WRITTEN REQUEST | Give a verbatim quotation of every record.
++++++++++
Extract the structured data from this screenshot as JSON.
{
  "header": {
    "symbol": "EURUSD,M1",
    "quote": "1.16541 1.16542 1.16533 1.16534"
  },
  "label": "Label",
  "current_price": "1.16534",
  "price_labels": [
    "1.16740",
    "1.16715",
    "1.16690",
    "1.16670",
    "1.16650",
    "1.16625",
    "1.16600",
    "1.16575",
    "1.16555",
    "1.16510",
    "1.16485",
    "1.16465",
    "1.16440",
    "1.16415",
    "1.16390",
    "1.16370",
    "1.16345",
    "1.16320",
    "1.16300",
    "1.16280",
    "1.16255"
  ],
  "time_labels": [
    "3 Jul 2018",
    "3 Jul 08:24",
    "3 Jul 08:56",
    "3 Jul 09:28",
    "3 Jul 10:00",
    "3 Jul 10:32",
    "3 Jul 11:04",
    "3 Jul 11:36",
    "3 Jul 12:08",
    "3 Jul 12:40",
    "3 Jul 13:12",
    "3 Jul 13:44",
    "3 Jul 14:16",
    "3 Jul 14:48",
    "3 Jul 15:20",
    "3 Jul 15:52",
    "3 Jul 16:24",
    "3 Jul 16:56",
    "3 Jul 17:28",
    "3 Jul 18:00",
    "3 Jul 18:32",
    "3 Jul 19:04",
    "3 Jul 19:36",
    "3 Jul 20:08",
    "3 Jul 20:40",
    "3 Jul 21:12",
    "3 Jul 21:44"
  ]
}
++++++++++
RESPONSE |
Extract the structured data from this screenshot as JSON.
{
  "header": {
    "symbol": "EURUSD,M1",
    "quote": "1.16541 1.16542 1.16533 1.16534"
  },
  "label": "Label",
  "current_price": "1.16534",
  "price_labels": [
    "1.16740",
    "1.16715",
    "1.16690",
    "1.16670",
    "1.16650",
    "1.16625",
    "1.16600",
    "1.16575",
    "1.16555",
    "1.16510",
    "1.16485",
    "1.16465",
    "1.16440",
    "1.16415",
    "1.16390",
    "1.16370",
    "1.16345",
    "1.16320",
    "1.16300",
    "1.16280",
    "1.16255"
  ],
  "time_labels": [
    "3 Jul 2018",
    "3 Jul 08:24",
    "3 Jul 08:56",
    "3 Jul 09:28",
    "3 Jul 10:00",
    "3 Jul 10:32",
    "3 Jul 11:04",
    "3 Jul 11:36",
    "3 Jul 12:08",
    "3 Jul 12:40",
    "3 Jul 13:12",
    "3 Jul 13:44",
    "3 Jul 14:16",
    "3 Jul 14:48",
    "3 Jul 15:20",
    "3 Jul 15:52",
    "3 Jul 16:24",
    "3 Jul 16:56",
    "3 Jul 17:28",
    "3 Jul 18:00",
    "3 Jul 18:32",
    "3 Jul 19:04",
    "3 Jul 19:36",
    "3 Jul 20:08",
    "3 Jul 20:40",
    "3 Jul 21:12",
    "3 Jul 21:44"
  ]
}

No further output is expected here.